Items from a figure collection
start

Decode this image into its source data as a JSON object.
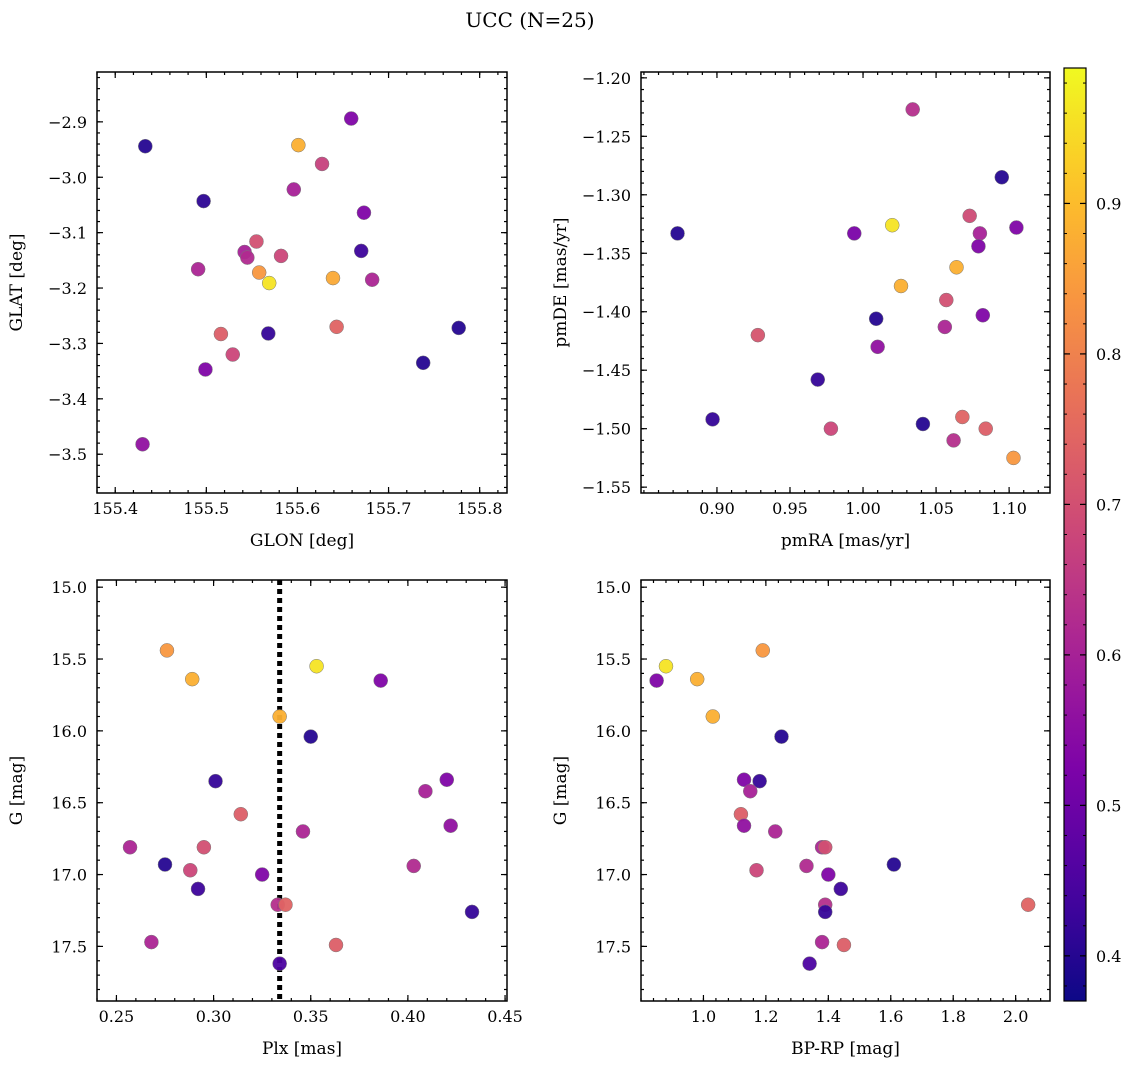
{
  "figure": {
    "title": "UCC (N=25)"
  },
  "colorbar": {
    "cmap": "plasma",
    "range": [
      0.37,
      0.99
    ],
    "ticks": [
      "0.4",
      "0.5",
      "0.6",
      "0.7",
      "0.8",
      "0.9"
    ]
  },
  "chart_data": [
    {
      "type": "scatter",
      "panel": "top-left",
      "xlabel": "GLON [deg]",
      "ylabel": "GLAT [deg]",
      "xlim": [
        155.38,
        155.83
      ],
      "ylim": [
        -3.57,
        -2.81
      ],
      "xticks": [
        "155.4",
        "155.5",
        "155.6",
        "155.7",
        "155.8"
      ],
      "yticks": [
        "-2.9",
        "-3.0",
        "-3.1",
        "-3.2",
        "-3.3",
        "-3.4",
        "-3.5"
      ],
      "points": [
        {
          "x": 155.433,
          "y": -2.944,
          "c": 0.4
        },
        {
          "x": 155.497,
          "y": -3.043,
          "c": 0.41
        },
        {
          "x": 155.659,
          "y": -2.894,
          "c": 0.53
        },
        {
          "x": 155.601,
          "y": -2.942,
          "c": 0.88
        },
        {
          "x": 155.627,
          "y": -2.976,
          "c": 0.67
        },
        {
          "x": 155.596,
          "y": -3.022,
          "c": 0.6
        },
        {
          "x": 155.673,
          "y": -3.064,
          "c": 0.53
        },
        {
          "x": 155.542,
          "y": -3.135,
          "c": 0.6
        },
        {
          "x": 155.545,
          "y": -3.145,
          "c": 0.62
        },
        {
          "x": 155.555,
          "y": -3.116,
          "c": 0.7
        },
        {
          "x": 155.582,
          "y": -3.142,
          "c": 0.68
        },
        {
          "x": 155.67,
          "y": -3.133,
          "c": 0.43
        },
        {
          "x": 155.491,
          "y": -3.166,
          "c": 0.61
        },
        {
          "x": 155.558,
          "y": -3.172,
          "c": 0.84
        },
        {
          "x": 155.569,
          "y": -3.191,
          "c": 0.96
        },
        {
          "x": 155.639,
          "y": -3.182,
          "c": 0.87
        },
        {
          "x": 155.682,
          "y": -3.185,
          "c": 0.61
        },
        {
          "x": 155.516,
          "y": -3.283,
          "c": 0.73
        },
        {
          "x": 155.568,
          "y": -3.282,
          "c": 0.42
        },
        {
          "x": 155.643,
          "y": -3.27,
          "c": 0.74
        },
        {
          "x": 155.777,
          "y": -3.272,
          "c": 0.4
        },
        {
          "x": 155.529,
          "y": -3.32,
          "c": 0.68
        },
        {
          "x": 155.499,
          "y": -3.347,
          "c": 0.53
        },
        {
          "x": 155.738,
          "y": -3.335,
          "c": 0.4
        },
        {
          "x": 155.43,
          "y": -3.482,
          "c": 0.56
        }
      ]
    },
    {
      "type": "scatter",
      "panel": "top-right",
      "xlabel": "pmRA [mas/yr]",
      "ylabel": "pmDE [mas/yr]",
      "xlim": [
        0.848,
        1.128
      ],
      "ylim": [
        -1.555,
        -1.195
      ],
      "xticks": [
        "0.90",
        "0.95",
        "1.00",
        "1.05",
        "1.10"
      ],
      "yticks": [
        "-1.20",
        "-1.25",
        "-1.30",
        "-1.35",
        "-1.40",
        "-1.45",
        "-1.50",
        "-1.55"
      ],
      "points": [
        {
          "x": 1.034,
          "y": -1.227,
          "c": 0.63
        },
        {
          "x": 1.095,
          "y": -1.285,
          "c": 0.4
        },
        {
          "x": 0.873,
          "y": -1.333,
          "c": 0.4
        },
        {
          "x": 1.02,
          "y": -1.326,
          "c": 0.96
        },
        {
          "x": 1.073,
          "y": -1.318,
          "c": 0.69
        },
        {
          "x": 0.994,
          "y": -1.333,
          "c": 0.52
        },
        {
          "x": 1.08,
          "y": -1.333,
          "c": 0.6
        },
        {
          "x": 1.105,
          "y": -1.328,
          "c": 0.53
        },
        {
          "x": 1.079,
          "y": -1.344,
          "c": 0.53
        },
        {
          "x": 1.064,
          "y": -1.362,
          "c": 0.88
        },
        {
          "x": 1.026,
          "y": -1.378,
          "c": 0.88
        },
        {
          "x": 1.057,
          "y": -1.39,
          "c": 0.7
        },
        {
          "x": 1.009,
          "y": -1.406,
          "c": 0.4
        },
        {
          "x": 1.082,
          "y": -1.403,
          "c": 0.53
        },
        {
          "x": 1.056,
          "y": -1.413,
          "c": 0.61
        },
        {
          "x": 0.928,
          "y": -1.42,
          "c": 0.71
        },
        {
          "x": 1.01,
          "y": -1.43,
          "c": 0.56
        },
        {
          "x": 0.969,
          "y": -1.458,
          "c": 0.42
        },
        {
          "x": 0.897,
          "y": -1.492,
          "c": 0.42
        },
        {
          "x": 1.068,
          "y": -1.49,
          "c": 0.74
        },
        {
          "x": 1.041,
          "y": -1.496,
          "c": 0.4
        },
        {
          "x": 0.978,
          "y": -1.5,
          "c": 0.68
        },
        {
          "x": 1.084,
          "y": -1.5,
          "c": 0.73
        },
        {
          "x": 1.062,
          "y": -1.51,
          "c": 0.63
        },
        {
          "x": 1.103,
          "y": -1.525,
          "c": 0.84
        }
      ]
    },
    {
      "type": "scatter",
      "panel": "bottom-left",
      "xlabel": "Plx [mas]",
      "ylabel": "G [mag]",
      "xlim": [
        0.24,
        0.451
      ],
      "ylim": [
        17.88,
        14.95
      ],
      "xticks": [
        "0.25",
        "0.30",
        "0.35",
        "0.40",
        "0.45"
      ],
      "yticks": [
        "15.0",
        "15.5",
        "16.0",
        "16.5",
        "17.0",
        "17.5"
      ],
      "vline": {
        "x": 0.334,
        "style": "dotted",
        "color": "#000000"
      },
      "points": [
        {
          "x": 0.276,
          "y": 15.44,
          "c": 0.84
        },
        {
          "x": 0.289,
          "y": 15.64,
          "c": 0.88
        },
        {
          "x": 0.353,
          "y": 15.55,
          "c": 0.96
        },
        {
          "x": 0.386,
          "y": 15.65,
          "c": 0.53
        },
        {
          "x": 0.334,
          "y": 15.9,
          "c": 0.88
        },
        {
          "x": 0.35,
          "y": 16.04,
          "c": 0.4
        },
        {
          "x": 0.301,
          "y": 16.35,
          "c": 0.42
        },
        {
          "x": 0.42,
          "y": 16.34,
          "c": 0.53
        },
        {
          "x": 0.409,
          "y": 16.42,
          "c": 0.6
        },
        {
          "x": 0.314,
          "y": 16.58,
          "c": 0.73
        },
        {
          "x": 0.422,
          "y": 16.66,
          "c": 0.56
        },
        {
          "x": 0.346,
          "y": 16.7,
          "c": 0.61
        },
        {
          "x": 0.257,
          "y": 16.81,
          "c": 0.61
        },
        {
          "x": 0.295,
          "y": 16.81,
          "c": 0.7
        },
        {
          "x": 0.275,
          "y": 16.93,
          "c": 0.4
        },
        {
          "x": 0.288,
          "y": 16.97,
          "c": 0.68
        },
        {
          "x": 0.403,
          "y": 16.94,
          "c": 0.62
        },
        {
          "x": 0.325,
          "y": 17.0,
          "c": 0.53
        },
        {
          "x": 0.292,
          "y": 17.1,
          "c": 0.43
        },
        {
          "x": 0.333,
          "y": 17.21,
          "c": 0.63
        },
        {
          "x": 0.337,
          "y": 17.21,
          "c": 0.74
        },
        {
          "x": 0.433,
          "y": 17.26,
          "c": 0.42
        },
        {
          "x": 0.268,
          "y": 17.47,
          "c": 0.61
        },
        {
          "x": 0.363,
          "y": 17.49,
          "c": 0.73
        },
        {
          "x": 0.334,
          "y": 17.62,
          "c": 0.45
        }
      ]
    },
    {
      "type": "scatter",
      "panel": "bottom-right",
      "xlabel": "BP-RP [mag]",
      "ylabel": "G [mag]",
      "xlim": [
        0.8,
        2.11
      ],
      "ylim": [
        17.88,
        14.95
      ],
      "xticks": [
        "1.0",
        "1.2",
        "1.4",
        "1.6",
        "1.8",
        "2.0"
      ],
      "yticks": [
        "15.0",
        "15.5",
        "16.0",
        "16.5",
        "17.0",
        "17.5"
      ],
      "points": [
        {
          "x": 0.88,
          "y": 15.55,
          "c": 0.96
        },
        {
          "x": 0.85,
          "y": 15.65,
          "c": 0.53
        },
        {
          "x": 0.98,
          "y": 15.64,
          "c": 0.88
        },
        {
          "x": 1.19,
          "y": 15.44,
          "c": 0.84
        },
        {
          "x": 1.03,
          "y": 15.9,
          "c": 0.88
        },
        {
          "x": 1.25,
          "y": 16.04,
          "c": 0.4
        },
        {
          "x": 1.13,
          "y": 16.34,
          "c": 0.53
        },
        {
          "x": 1.18,
          "y": 16.35,
          "c": 0.42
        },
        {
          "x": 1.15,
          "y": 16.42,
          "c": 0.6
        },
        {
          "x": 1.12,
          "y": 16.58,
          "c": 0.73
        },
        {
          "x": 1.13,
          "y": 16.66,
          "c": 0.56
        },
        {
          "x": 1.23,
          "y": 16.7,
          "c": 0.61
        },
        {
          "x": 1.38,
          "y": 16.81,
          "c": 0.61
        },
        {
          "x": 1.39,
          "y": 16.81,
          "c": 0.7
        },
        {
          "x": 1.61,
          "y": 16.93,
          "c": 0.4
        },
        {
          "x": 1.33,
          "y": 16.94,
          "c": 0.62
        },
        {
          "x": 1.17,
          "y": 16.97,
          "c": 0.68
        },
        {
          "x": 1.4,
          "y": 17.0,
          "c": 0.53
        },
        {
          "x": 1.44,
          "y": 17.1,
          "c": 0.43
        },
        {
          "x": 1.39,
          "y": 17.21,
          "c": 0.63
        },
        {
          "x": 2.04,
          "y": 17.21,
          "c": 0.74
        },
        {
          "x": 1.39,
          "y": 17.26,
          "c": 0.42
        },
        {
          "x": 1.38,
          "y": 17.47,
          "c": 0.61
        },
        {
          "x": 1.45,
          "y": 17.49,
          "c": 0.73
        },
        {
          "x": 1.34,
          "y": 17.62,
          "c": 0.45
        }
      ]
    }
  ]
}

end

Objective: Pick out each line containing the string "bottom" and copy it.

Full solution:
      "panel": "bottom-left",
      "panel": "bottom-right",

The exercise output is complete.